*Exercise*: Find every line in the data below that contains the string "персонал" and copy each of those lines. Matching is case-sensitive.

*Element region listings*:
* * *

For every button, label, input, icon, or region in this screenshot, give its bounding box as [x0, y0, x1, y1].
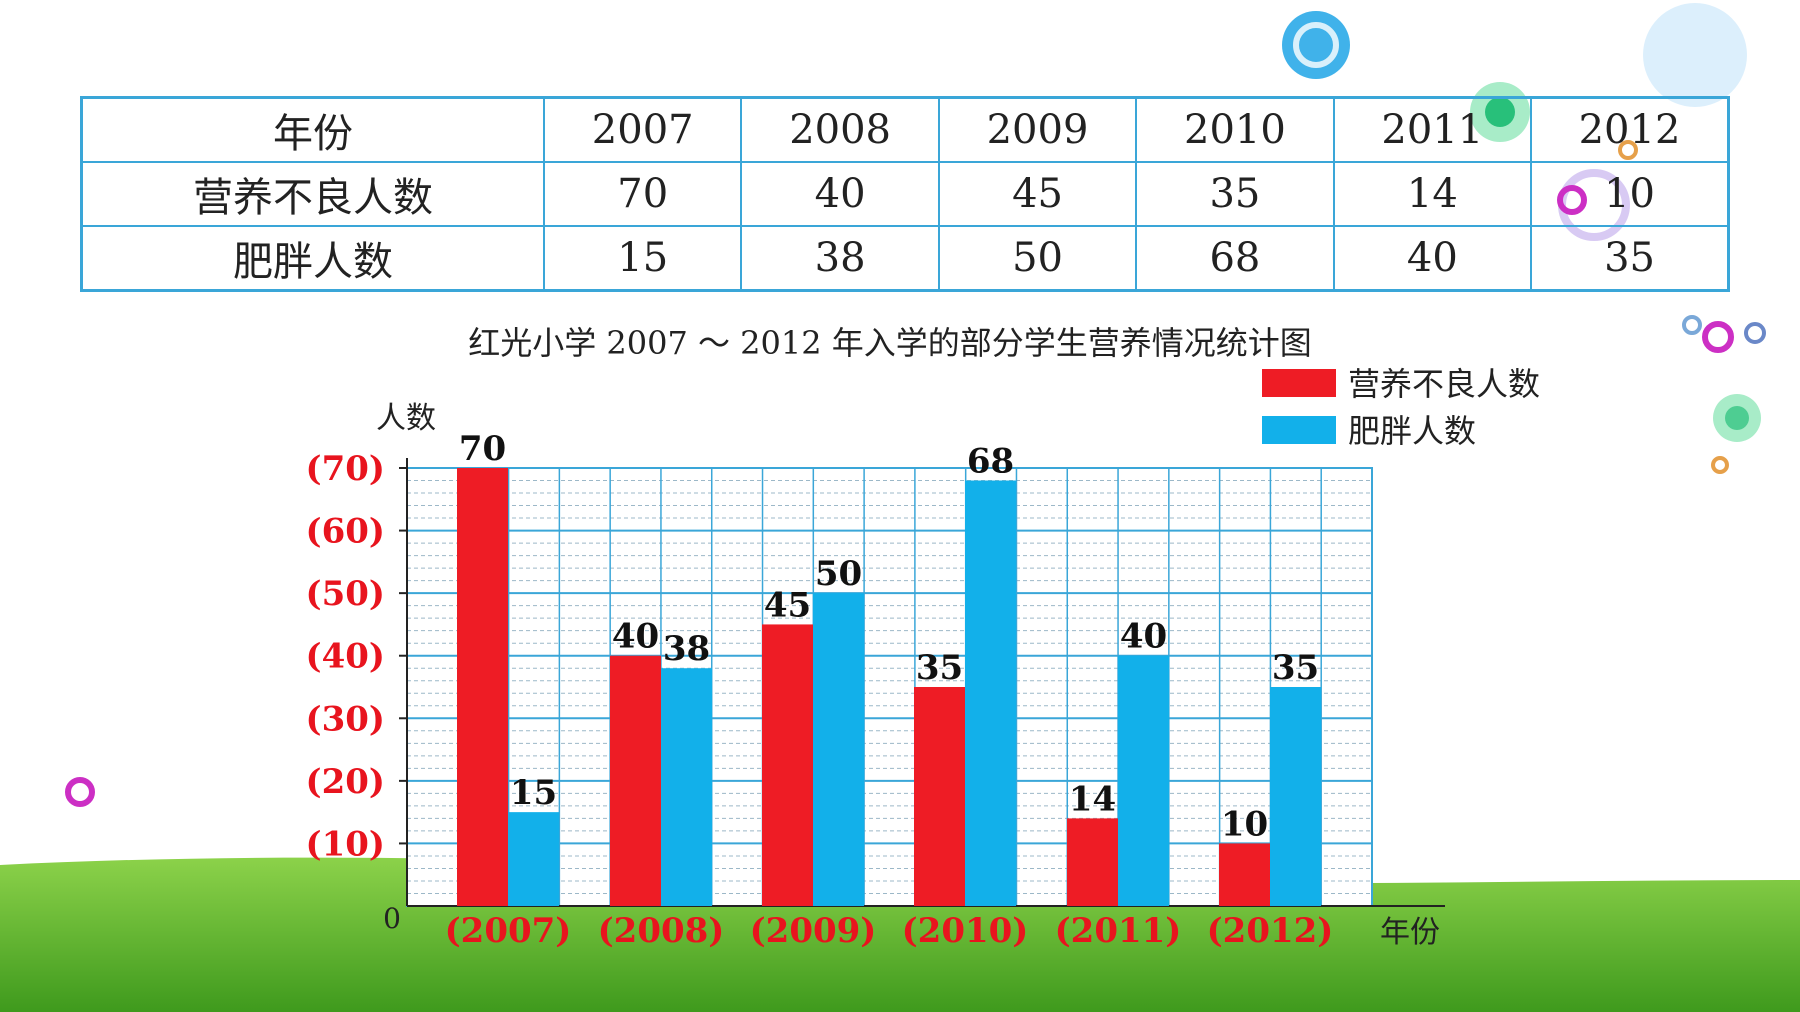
table-cell: 40 [740, 161, 940, 227]
bar [762, 624, 813, 906]
bar-value-label: 15 [510, 773, 557, 813]
bar-value-label: 40 [612, 617, 659, 657]
plot-area [406, 467, 1373, 907]
y-tick-label: (20) [306, 762, 386, 802]
bubble-decoration [1282, 11, 1350, 79]
bar [610, 655, 661, 906]
table-row: 营养不良人数 70 40 45 35 14 10 [80, 161, 1730, 227]
bar [1118, 655, 1169, 906]
legend-swatch [1262, 416, 1336, 444]
zero-label: 0 [383, 902, 401, 935]
bar-value-label: 70 [459, 429, 506, 469]
y-tick-label: (70) [306, 449, 386, 489]
table-year-cell: 2009 [937, 96, 1138, 163]
bar [457, 468, 508, 906]
bar-value-label: 14 [1069, 779, 1116, 819]
table-year-cell: 2007 [542, 96, 743, 163]
y-axis-label: 人数 [376, 401, 436, 436]
bar-value-label: 35 [1272, 648, 1319, 688]
bar [1067, 818, 1118, 906]
x-axis-label: 年份 [1380, 915, 1440, 950]
data-table: 年份 2007 2008 2009 2010 2011 2012 营养不良人数 … [80, 96, 1730, 292]
bar [914, 687, 965, 906]
table-cell: 10 [1530, 161, 1730, 227]
table-row-label: 营养不良人数 [80, 161, 545, 227]
table-cell: 45 [937, 161, 1138, 227]
y-tick-label: (40) [306, 637, 386, 677]
y-tick-label: (10) [306, 824, 386, 864]
table-year-cell: 2012 [1530, 96, 1730, 163]
bar-value-label: 50 [815, 554, 862, 594]
legend-label: 营养不良人数 [1348, 365, 1540, 403]
bar [1270, 687, 1321, 906]
table-cell: 15 [542, 225, 743, 292]
table-year-cell: 2011 [1332, 96, 1533, 163]
chart-title: 红光小学 2007 ～ 2012 年入学的部分学生营养情况统计图 [468, 324, 1312, 362]
bar [813, 593, 864, 906]
table-cell: 35 [1135, 161, 1335, 227]
table-cell: 38 [740, 225, 940, 292]
bar [1219, 843, 1270, 906]
table-year-cell: 2010 [1135, 96, 1335, 163]
table-cell: 40 [1332, 225, 1533, 292]
table-cell: 68 [1135, 225, 1335, 292]
table-cell: 50 [937, 225, 1138, 292]
bubble-decoration [1682, 315, 1702, 335]
x-tick-label: (2009) [750, 911, 877, 951]
y-tick-label: (50) [306, 574, 386, 614]
bar-value-label: 45 [764, 585, 811, 625]
bar-value-label: 35 [916, 648, 963, 688]
x-tick-label: (2011) [1055, 911, 1182, 951]
table-row-label: 肥胖人数 [80, 225, 545, 292]
bar-value-label: 10 [1221, 804, 1268, 844]
x-tick-label: (2010) [902, 911, 1029, 951]
bar-value-label: 40 [1120, 617, 1167, 657]
table-cell: 14 [1332, 161, 1533, 227]
table-header-label: 年份 [80, 96, 545, 163]
table-header-row: 年份 2007 2008 2009 2010 2011 2012 [80, 96, 1730, 163]
y-tick-label: (60) [306, 512, 386, 552]
bubble-decoration [1643, 3, 1747, 107]
x-tick-label: (2012) [1207, 911, 1334, 951]
table-cell: 35 [1530, 225, 1730, 292]
bar [661, 668, 712, 906]
legend-swatch [1262, 369, 1336, 397]
table-cell: 70 [542, 161, 743, 227]
bubble-decoration [65, 777, 95, 807]
legend-label: 肥胖人数 [1348, 412, 1476, 450]
y-tick-label: (30) [306, 699, 386, 739]
bar-value-label: 38 [663, 629, 710, 669]
bar [965, 480, 1016, 906]
table-row: 肥胖人数 15 38 50 68 40 35 [80, 225, 1730, 292]
bar-value-label: 68 [967, 442, 1014, 482]
x-tick-label: (2007) [445, 911, 572, 951]
x-tick-label: (2008) [598, 911, 725, 951]
bar [508, 812, 559, 906]
table-year-cell: 2008 [740, 96, 940, 163]
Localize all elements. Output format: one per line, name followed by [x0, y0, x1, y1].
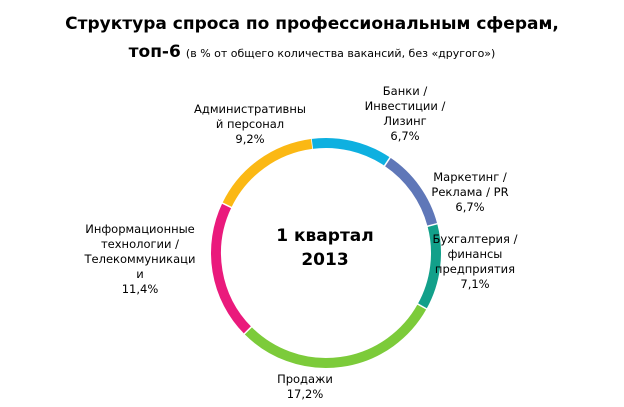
data-label: Маркетинг / Реклама / PR 6,7%: [420, 170, 520, 215]
data-label-category: Банки /: [382, 84, 428, 98]
slice-separator: [243, 325, 253, 336]
data-label-category: Лизинг: [383, 114, 427, 128]
data-label-category: Инвестиции /: [364, 99, 446, 113]
center-label-line: 1 квартал: [276, 226, 374, 246]
data-label-value: 9,2%: [235, 132, 265, 146]
chart-subtitle: (в % от общего количества вакансий, без …: [185, 47, 496, 60]
data-label: Продажи 17,2%: [255, 372, 355, 402]
data-label-category: Продажи: [277, 372, 333, 386]
data-label: Бухгалтерия / финансы предприятия 7,1%: [425, 232, 525, 292]
data-label-category: Бухгалтерия /: [432, 232, 518, 246]
data-label-category: предприятия: [434, 262, 516, 276]
data-label: Банки / Инвестиции / Лизинг 6,7%: [345, 84, 465, 144]
slice-separator: [416, 302, 428, 311]
donut-slice: [222, 138, 313, 208]
data-label-category: Телекоммуникаци: [84, 252, 196, 266]
data-label-value: 6,7%: [390, 129, 420, 143]
data-label-category: технологии /: [100, 237, 180, 251]
data-label-category: Информационные: [85, 222, 195, 236]
chart-title-line2: топ-6: [128, 42, 181, 62]
slice-separator: [426, 222, 439, 228]
data-label-category: финансы: [447, 247, 503, 261]
slice-separator: [221, 202, 233, 209]
donut-slice: [384, 157, 438, 227]
center-label-line: 2013: [301, 250, 349, 270]
data-label-value: 17,2%: [286, 387, 324, 401]
data-label-category: й персонал: [215, 117, 285, 131]
slice-separator: [383, 156, 392, 168]
donut-slice: [417, 223, 441, 309]
chart-subtitle-line: топ-6 (в % от общего количества вакансий…: [0, 42, 624, 62]
donut-slice: [310, 138, 391, 166]
data-label: Административны й персонал 9,2%: [180, 102, 320, 147]
data-label-category: Маркетинг /: [433, 170, 507, 184]
chart-title: Структура спроса по профессиональным сфе…: [65, 14, 559, 34]
data-label-value: 11,4%: [121, 282, 159, 296]
donut-slice: [211, 203, 252, 334]
donut-slice: [244, 304, 427, 368]
data-label-value: 7,1%: [460, 277, 490, 291]
data-label: Информационные технологии / Телекоммуникац…: [50, 222, 230, 297]
data-label-value: 6,7%: [455, 200, 485, 214]
center-label: 1 квартал 2013: [245, 224, 405, 272]
data-label-category: Административны: [194, 102, 306, 116]
data-label-category: Реклама / PR: [431, 185, 509, 199]
data-label-category: и: [136, 267, 144, 281]
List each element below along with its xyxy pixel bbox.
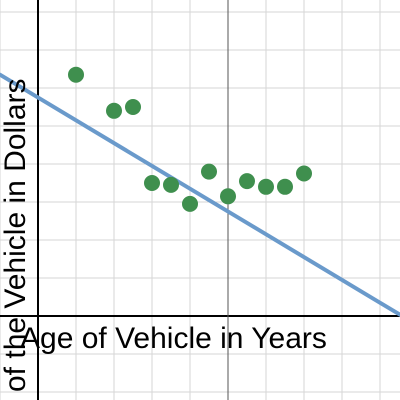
- data-point: [144, 175, 160, 191]
- x-axis-label: Age of Vehicle in Years: [20, 322, 327, 355]
- data-point: [201, 163, 217, 180]
- data-points: [68, 66, 312, 212]
- data-point: [106, 102, 122, 119]
- data-point: [239, 173, 255, 190]
- y-axis-label: of the Vehicle in Dollars: [0, 78, 32, 392]
- data-point: [68, 66, 84, 83]
- data-point: [258, 178, 274, 195]
- trendline: [0, 72, 400, 318]
- data-point: [182, 195, 198, 212]
- data-point: [296, 165, 312, 182]
- data-point: [220, 188, 236, 205]
- data-point: [125, 99, 141, 115]
- data-point: [277, 178, 293, 195]
- data-point: [163, 176, 179, 193]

* * *

*Reply to the task*:
data-label-category: й персонал: [215, 117, 285, 131]
data-label: Административны й персонал 9,2%: [180, 102, 320, 147]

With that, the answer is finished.